GIVEN INSTRUCTION » Repeat the lines that follow, leaving nothing out.

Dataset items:
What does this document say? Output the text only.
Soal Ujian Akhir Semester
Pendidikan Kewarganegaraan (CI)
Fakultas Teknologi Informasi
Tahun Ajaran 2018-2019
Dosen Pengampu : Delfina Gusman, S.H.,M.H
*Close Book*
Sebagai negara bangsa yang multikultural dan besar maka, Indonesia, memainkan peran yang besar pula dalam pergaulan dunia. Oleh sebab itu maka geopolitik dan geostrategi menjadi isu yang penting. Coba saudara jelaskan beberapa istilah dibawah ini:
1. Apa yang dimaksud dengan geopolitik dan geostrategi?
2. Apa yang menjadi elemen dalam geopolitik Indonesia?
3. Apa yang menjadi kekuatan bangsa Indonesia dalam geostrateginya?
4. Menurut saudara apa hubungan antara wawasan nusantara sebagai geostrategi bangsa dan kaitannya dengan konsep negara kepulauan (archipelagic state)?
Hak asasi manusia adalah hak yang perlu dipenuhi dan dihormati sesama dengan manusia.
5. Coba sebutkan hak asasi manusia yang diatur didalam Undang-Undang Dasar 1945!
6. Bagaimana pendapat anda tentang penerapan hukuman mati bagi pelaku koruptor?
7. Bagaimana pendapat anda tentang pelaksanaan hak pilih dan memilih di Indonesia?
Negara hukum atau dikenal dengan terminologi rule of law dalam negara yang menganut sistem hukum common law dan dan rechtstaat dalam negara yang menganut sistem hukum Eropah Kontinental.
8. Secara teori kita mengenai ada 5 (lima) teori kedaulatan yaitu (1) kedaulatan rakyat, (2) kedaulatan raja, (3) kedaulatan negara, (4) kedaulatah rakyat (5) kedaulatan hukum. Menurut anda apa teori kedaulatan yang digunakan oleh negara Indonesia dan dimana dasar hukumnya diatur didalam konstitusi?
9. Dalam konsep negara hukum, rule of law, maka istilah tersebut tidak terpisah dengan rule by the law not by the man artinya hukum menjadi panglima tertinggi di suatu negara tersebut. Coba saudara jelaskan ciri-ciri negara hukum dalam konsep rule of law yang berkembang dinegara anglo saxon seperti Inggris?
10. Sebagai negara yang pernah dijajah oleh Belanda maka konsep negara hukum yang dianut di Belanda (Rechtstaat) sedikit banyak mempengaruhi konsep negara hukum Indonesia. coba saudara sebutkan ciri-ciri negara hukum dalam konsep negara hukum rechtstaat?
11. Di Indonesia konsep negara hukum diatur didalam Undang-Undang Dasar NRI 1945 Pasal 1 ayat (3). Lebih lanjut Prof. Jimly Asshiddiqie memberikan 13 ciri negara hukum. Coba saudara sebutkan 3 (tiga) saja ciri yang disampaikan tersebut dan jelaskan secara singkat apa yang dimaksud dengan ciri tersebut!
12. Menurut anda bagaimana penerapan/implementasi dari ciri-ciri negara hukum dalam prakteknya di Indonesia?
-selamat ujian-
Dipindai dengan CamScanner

SOLUTION FOR THIS TASK »
What does this document say? Output the text only.
Soal Ujian Akhir Semester
Pendidikan Kewarganegaraan (CI)
Fakultas Teknologi Informasi
Tahun Ajaran 2018-2019
Dosen Pengampu : Delfina Gusman, S.H.,M.H
*Close Book*
Sebagai negara bangsa yang multikultural dan besar maka, Indonesia, memainkan peran yang besar pula dalam pergaulan dunia. Oleh sebab itu maka geopolitik dan geostrategi menjadi isu yang penting. Coba saudara jelaskan beberapa istilah dibawah ini:
1. Apa yang dimaksud dengan geopolitik dan geostrategi?
2. Apa yang menjadi elemen dalam geopolitik Indonesia?
3. Apa yang menjadi kekuatan bangsa Indonesia dalam geostrateginya?
4. Menurut saudara apa hubungan antara wawasan nusantara sebagai geostrategi bangsa dan kaitannya dengan konsep negara kepulauan (archipelagic state)?
Hak asasi manusia adalah hak yang perlu dipenuhi dan dihormati sesama dengan manusia.
5. Coba sebutkan hak asasi manusia yang diatur didalam Undang-Undang Dasar 1945!
6. Bagaimana pendapat anda tentang penerapan hukuman mati bagi pelaku koruptor?
7. Bagaimana pendapat anda tentang pelaksanaan hak pilih dan memilih di Indonesia?
Negara hukum atau dikenal dengan terminologi rule of law dalam negara yang menganut sistem hukum common law dan dan rechtstaat dalam negara yang menganut sistem hukum Eropah Kontinental.
8. Secara teori kita mengenai ada 5 (lima) teori kedaulatan yaitu (1) kedaulatan rakyat, (2) kedaulatan raja, (3) kedaulatan negara, (4) kedaulatah rakyat (5) kedaulatan hukum. Menurut anda apa teori kedaulatan yang digunakan oleh negara Indonesia dan dimana dasar hukumnya diatur didalam konstitusi?
9. Dalam konsep negara hukum, rule of law, maka istilah tersebut tidak terpisah dengan rule by the law not by the man artinya hukum menjadi panglima tertinggi di suatu negara tersebut. Coba saudara jelaskan ciri-ciri negara hukum dalam konsep rule of law yang berkembang dinegara anglo saxon seperti Inggris?
10. Sebagai negara yang pernah dijajah oleh Belanda maka konsep negara hukum yang dianut di Belanda (Rechtstaat) sedikit banyak mempengaruhi konsep negara hukum Indonesia. coba saudara sebutkan ciri-ciri negara hukum dalam konsep negara hukum rechtstaat?
11. Di Indonesia konsep negara hukum diatur didalam Undang-Undang Dasar NRI 1945 Pasal 1 ayat (3). Lebih lanjut Prof. Jimly Asshiddiqie memberikan 13 ciri negara hukum. Coba saudara sebutkan 3 (tiga) saja ciri yang disampaikan tersebut dan jelaskan secara singkat apa yang dimaksud dengan ciri tersebut!
12. Menurut anda bagaimana penerapan/implementasi dari ciri-ciri negara hukum dalam prakteknya di Indonesia?
-selamat ujian-
Dipindai dengan CamScanner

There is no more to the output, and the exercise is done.